# [REQUIRED TASK]
Where the string "JSON" occurs in the material below, report the whole line.

# [DATASET RECORDS]
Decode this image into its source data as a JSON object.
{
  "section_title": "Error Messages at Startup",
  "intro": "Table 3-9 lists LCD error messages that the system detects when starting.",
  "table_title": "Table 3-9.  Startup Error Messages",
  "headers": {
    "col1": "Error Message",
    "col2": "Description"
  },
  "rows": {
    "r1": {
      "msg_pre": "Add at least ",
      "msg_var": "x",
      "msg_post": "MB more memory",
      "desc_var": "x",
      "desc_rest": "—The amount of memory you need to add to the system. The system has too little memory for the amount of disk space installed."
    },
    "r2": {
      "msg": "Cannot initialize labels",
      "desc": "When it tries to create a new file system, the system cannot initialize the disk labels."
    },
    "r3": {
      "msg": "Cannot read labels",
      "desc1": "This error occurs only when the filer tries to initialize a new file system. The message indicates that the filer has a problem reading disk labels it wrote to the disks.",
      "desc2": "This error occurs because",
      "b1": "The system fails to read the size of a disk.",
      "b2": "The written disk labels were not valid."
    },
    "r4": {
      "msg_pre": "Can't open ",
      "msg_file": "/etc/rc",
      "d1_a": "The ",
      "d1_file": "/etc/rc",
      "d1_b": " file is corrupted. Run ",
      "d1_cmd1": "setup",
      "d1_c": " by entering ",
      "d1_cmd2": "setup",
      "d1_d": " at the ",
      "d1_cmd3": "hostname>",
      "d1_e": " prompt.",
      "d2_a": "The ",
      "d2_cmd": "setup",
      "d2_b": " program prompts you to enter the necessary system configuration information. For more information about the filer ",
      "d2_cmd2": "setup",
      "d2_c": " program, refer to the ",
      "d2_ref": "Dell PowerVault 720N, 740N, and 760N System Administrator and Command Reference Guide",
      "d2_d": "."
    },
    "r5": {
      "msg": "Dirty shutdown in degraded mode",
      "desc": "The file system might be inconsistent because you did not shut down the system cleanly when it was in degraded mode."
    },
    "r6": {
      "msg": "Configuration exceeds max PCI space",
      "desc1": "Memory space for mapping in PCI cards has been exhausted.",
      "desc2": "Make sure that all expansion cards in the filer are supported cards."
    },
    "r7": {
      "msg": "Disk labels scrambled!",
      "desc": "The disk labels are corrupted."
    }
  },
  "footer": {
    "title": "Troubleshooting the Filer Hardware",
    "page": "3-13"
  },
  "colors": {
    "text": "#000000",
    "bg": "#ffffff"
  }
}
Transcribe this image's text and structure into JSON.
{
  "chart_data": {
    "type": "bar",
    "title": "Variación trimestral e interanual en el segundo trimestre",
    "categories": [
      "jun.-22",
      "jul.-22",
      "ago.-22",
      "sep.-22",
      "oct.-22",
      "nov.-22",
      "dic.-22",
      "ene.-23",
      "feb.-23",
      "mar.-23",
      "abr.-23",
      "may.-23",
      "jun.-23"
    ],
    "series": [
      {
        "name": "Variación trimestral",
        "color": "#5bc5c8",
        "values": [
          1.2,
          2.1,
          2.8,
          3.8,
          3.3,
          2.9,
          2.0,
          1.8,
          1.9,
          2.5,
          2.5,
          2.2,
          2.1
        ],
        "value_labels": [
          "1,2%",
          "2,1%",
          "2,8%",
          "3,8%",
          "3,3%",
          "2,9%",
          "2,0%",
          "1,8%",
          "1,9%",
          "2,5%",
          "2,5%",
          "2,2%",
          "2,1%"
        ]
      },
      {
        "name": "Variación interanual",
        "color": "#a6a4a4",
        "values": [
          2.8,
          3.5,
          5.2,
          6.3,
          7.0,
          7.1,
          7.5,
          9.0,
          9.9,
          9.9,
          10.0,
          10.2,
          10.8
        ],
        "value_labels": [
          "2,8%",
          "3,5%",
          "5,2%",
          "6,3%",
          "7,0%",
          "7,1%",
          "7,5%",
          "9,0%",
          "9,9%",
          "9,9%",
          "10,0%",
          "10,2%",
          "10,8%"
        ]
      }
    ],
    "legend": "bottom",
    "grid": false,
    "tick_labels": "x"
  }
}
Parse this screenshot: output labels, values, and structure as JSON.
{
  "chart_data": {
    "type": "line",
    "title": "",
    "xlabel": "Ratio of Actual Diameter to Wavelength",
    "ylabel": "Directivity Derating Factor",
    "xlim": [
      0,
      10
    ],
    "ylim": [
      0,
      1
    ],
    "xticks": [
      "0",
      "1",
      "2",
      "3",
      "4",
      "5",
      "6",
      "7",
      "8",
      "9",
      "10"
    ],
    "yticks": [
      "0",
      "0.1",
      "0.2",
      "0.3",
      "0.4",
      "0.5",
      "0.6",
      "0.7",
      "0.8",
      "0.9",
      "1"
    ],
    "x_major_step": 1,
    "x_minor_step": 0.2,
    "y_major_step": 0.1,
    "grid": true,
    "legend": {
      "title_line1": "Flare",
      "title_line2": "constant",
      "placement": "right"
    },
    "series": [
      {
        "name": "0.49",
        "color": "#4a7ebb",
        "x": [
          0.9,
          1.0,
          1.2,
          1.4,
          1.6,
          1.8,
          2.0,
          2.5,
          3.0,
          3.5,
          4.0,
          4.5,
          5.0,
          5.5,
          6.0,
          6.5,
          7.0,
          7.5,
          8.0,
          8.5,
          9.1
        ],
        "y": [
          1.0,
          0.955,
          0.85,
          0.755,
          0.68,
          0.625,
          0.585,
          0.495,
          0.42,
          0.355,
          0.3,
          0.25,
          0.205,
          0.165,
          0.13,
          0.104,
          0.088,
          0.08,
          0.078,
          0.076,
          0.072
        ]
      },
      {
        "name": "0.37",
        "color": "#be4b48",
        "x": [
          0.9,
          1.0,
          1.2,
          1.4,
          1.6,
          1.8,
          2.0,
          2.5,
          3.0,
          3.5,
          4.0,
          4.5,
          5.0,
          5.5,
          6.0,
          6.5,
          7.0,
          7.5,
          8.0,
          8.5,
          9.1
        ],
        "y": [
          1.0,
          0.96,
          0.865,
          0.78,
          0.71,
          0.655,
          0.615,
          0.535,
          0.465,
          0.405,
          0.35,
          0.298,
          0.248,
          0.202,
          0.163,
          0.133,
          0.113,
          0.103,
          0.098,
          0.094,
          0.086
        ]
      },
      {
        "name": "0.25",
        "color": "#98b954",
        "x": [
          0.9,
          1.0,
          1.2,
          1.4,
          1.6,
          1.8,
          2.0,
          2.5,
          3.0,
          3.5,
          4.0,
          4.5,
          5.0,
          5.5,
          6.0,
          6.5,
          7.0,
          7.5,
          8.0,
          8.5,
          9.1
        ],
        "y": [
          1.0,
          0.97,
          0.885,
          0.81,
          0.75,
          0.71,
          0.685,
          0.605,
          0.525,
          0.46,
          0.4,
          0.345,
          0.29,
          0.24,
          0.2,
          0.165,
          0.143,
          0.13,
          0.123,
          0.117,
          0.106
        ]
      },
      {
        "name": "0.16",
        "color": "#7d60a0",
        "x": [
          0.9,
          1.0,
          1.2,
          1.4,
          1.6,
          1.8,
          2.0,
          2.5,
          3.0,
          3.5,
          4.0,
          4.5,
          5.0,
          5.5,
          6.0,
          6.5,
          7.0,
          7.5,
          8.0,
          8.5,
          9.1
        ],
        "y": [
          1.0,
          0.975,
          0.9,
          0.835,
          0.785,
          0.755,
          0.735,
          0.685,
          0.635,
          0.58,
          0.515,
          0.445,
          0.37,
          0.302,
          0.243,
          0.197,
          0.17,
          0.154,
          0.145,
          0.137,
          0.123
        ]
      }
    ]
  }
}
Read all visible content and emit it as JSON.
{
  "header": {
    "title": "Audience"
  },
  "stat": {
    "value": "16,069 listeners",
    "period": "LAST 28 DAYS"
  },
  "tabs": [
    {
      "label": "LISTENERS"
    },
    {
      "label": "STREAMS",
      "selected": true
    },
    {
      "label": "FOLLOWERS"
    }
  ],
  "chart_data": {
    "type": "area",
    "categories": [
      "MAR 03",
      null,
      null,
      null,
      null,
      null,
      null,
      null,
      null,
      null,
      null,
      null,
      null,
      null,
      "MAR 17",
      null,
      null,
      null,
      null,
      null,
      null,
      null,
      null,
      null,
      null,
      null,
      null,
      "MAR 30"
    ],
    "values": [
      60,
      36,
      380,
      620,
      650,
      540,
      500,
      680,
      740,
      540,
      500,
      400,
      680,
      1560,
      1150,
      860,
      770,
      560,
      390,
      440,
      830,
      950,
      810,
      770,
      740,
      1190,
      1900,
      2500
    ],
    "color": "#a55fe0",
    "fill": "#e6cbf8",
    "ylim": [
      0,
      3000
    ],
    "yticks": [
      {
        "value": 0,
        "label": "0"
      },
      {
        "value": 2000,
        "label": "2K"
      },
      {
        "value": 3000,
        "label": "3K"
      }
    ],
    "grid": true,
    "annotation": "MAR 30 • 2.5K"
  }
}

# [THE REPLY]
Decode this image into its source data as a JSON object.
Transcribe this image's text and structure into JSON.
Parse this screenshot: output labels, values, and structure as JSON.
Read all visible content and emit it as JSON.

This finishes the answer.